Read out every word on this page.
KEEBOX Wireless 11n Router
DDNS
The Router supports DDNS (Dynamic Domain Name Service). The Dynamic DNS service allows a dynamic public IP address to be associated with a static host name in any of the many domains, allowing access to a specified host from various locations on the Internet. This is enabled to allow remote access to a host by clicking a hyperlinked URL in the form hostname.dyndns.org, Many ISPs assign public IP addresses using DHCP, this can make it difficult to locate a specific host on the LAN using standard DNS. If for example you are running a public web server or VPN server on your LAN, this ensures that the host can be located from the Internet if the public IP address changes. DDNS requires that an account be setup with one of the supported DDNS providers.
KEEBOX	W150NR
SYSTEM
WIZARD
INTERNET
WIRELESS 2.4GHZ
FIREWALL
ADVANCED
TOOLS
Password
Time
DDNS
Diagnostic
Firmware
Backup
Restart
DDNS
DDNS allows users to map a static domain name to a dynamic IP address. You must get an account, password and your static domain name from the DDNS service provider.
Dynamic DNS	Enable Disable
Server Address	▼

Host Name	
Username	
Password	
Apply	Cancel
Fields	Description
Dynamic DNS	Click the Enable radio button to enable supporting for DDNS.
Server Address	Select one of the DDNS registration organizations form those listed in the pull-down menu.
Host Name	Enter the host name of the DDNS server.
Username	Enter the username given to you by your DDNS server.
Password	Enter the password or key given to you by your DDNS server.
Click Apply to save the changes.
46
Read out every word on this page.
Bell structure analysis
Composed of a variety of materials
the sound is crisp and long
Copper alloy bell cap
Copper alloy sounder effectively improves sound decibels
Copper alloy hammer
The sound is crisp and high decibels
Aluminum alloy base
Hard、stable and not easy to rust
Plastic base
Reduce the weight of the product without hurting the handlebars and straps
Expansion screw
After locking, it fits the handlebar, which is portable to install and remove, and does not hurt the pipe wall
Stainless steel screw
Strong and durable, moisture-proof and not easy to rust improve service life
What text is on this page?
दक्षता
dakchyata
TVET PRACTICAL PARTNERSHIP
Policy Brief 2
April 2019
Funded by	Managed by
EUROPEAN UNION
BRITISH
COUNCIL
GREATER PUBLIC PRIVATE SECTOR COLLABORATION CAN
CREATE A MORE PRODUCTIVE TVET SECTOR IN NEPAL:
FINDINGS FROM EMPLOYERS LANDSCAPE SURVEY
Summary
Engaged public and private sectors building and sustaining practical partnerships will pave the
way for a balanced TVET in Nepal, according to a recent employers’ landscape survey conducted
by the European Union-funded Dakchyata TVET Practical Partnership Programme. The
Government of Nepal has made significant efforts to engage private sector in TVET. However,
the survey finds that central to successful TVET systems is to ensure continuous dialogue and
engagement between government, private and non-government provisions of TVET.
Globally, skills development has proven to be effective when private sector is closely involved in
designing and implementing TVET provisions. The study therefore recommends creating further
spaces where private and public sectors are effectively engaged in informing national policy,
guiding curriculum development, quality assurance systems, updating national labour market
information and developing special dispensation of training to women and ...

——

SHORT PROBLEM:
Return every entry verbatim.

OUTPUT BELOW:
Read out every word on this page.
KEEBOX Wireless 11n Router
DDNS
The Router supports DDNS (Dynamic Domain Name Service). The Dynamic DNS service allows a dynamic public IP address to be associated with a static host name in any of the many domains, allowing access to a specified host from various locations on the Internet. This is enabled to allow remote access to a host by clicking a hyperlinked URL in the form hostname.dyndns.org, Many ISPs assign public IP addresses using DHCP, this can make it difficult to locate a specific host on the LAN using standard DNS. If for example you are running a public web server or VPN server on your LAN, this ensures that the host can be located from the Internet if the public IP address changes. DDNS requires that an account be setup with one of the supported DDNS providers.
KEEBOX	W150NR
SYSTEM
WIZARD
INTERNET
WIRELESS 2.4GHZ
FIREWALL
ADVANCED
TOOLS
Password
Time
DDNS
Diagnostic
Firmware
Backup
Restart
DDNS
DDNS allows users to map a static domain name to a dynamic IP address. You must get an account, password and your static domain name from the DDNS service provider.
Dynamic DNS	Enable Disable
Server Address	▼

Host Name	
Username	
Password	
Apply	Cancel
Fields	Description
Dynamic DNS	Click the Enable radio button to enable supporting for DDNS.
Server Address	Select one of the DDNS registration organizations form those listed in the pull-down menu.
Host Name	Enter the host name of the DDNS server.
Username	Enter the username given to you by your DDNS server.
Password	Enter the password or key given to you by your DDNS server.
Click Apply to save the changes.
46
Read out every word on this page.
Bell structure analysis
Composed of a variety of materials
the sound is crisp and long
Copper alloy bell cap
Copper alloy sounder effectively improves sound decibels
Copper alloy hammer
The sound is crisp and high decibels
Aluminum alloy base
Hard、stable and not easy to rust
Plastic base
Reduce the weight of the product without hurting the handlebars and straps
Expansion screw
After locking, it fits the handlebar, which is portable to install and remove, and does not hurt the pipe wall
Stainless steel screw
Strong and durable, moisture-proof and not easy to rust improve service life
What text is on this page?
दक्षता
dakchyata
TVET PRACTICAL PARTNERSHIP
Policy Brief 2
April 2019
Funded by	Managed by
EUROPEAN UNION
BRITISH
COUNCIL
GREATER PUBLIC PRIVATE SECTOR COLLABORATION CAN
CREATE A MORE PRODUCTIVE TVET SECTOR IN NEPAL:
FINDINGS FROM EMPLOYERS LANDSCAPE SURVEY
Summary
Engaged public and private sectors building and sustaining practical partnerships will pave the
way for a balanced TVET in Nepal, according to a recent employers’ landscape survey conducted
by the European Union-funded Dakchyata TVET Practical Partnership Programme. The
Government of Nepal has made significant efforts to engage private sector in TVET. However,
the survey finds that central to successful TVET systems is to ensure continuous dialogue and
engagement between government, private and non-government provisions of TVET.
Globally, skills development has proven to be effective when private sector is closely involved in
designing and implementing TVET provisions. The study therefore recommends creating further
spaces where private and public sectors are effectively engaged in informing national policy,
guiding curriculum development, quality assurance systems, updating national labour market
information and developing special dispensation of training to women and ...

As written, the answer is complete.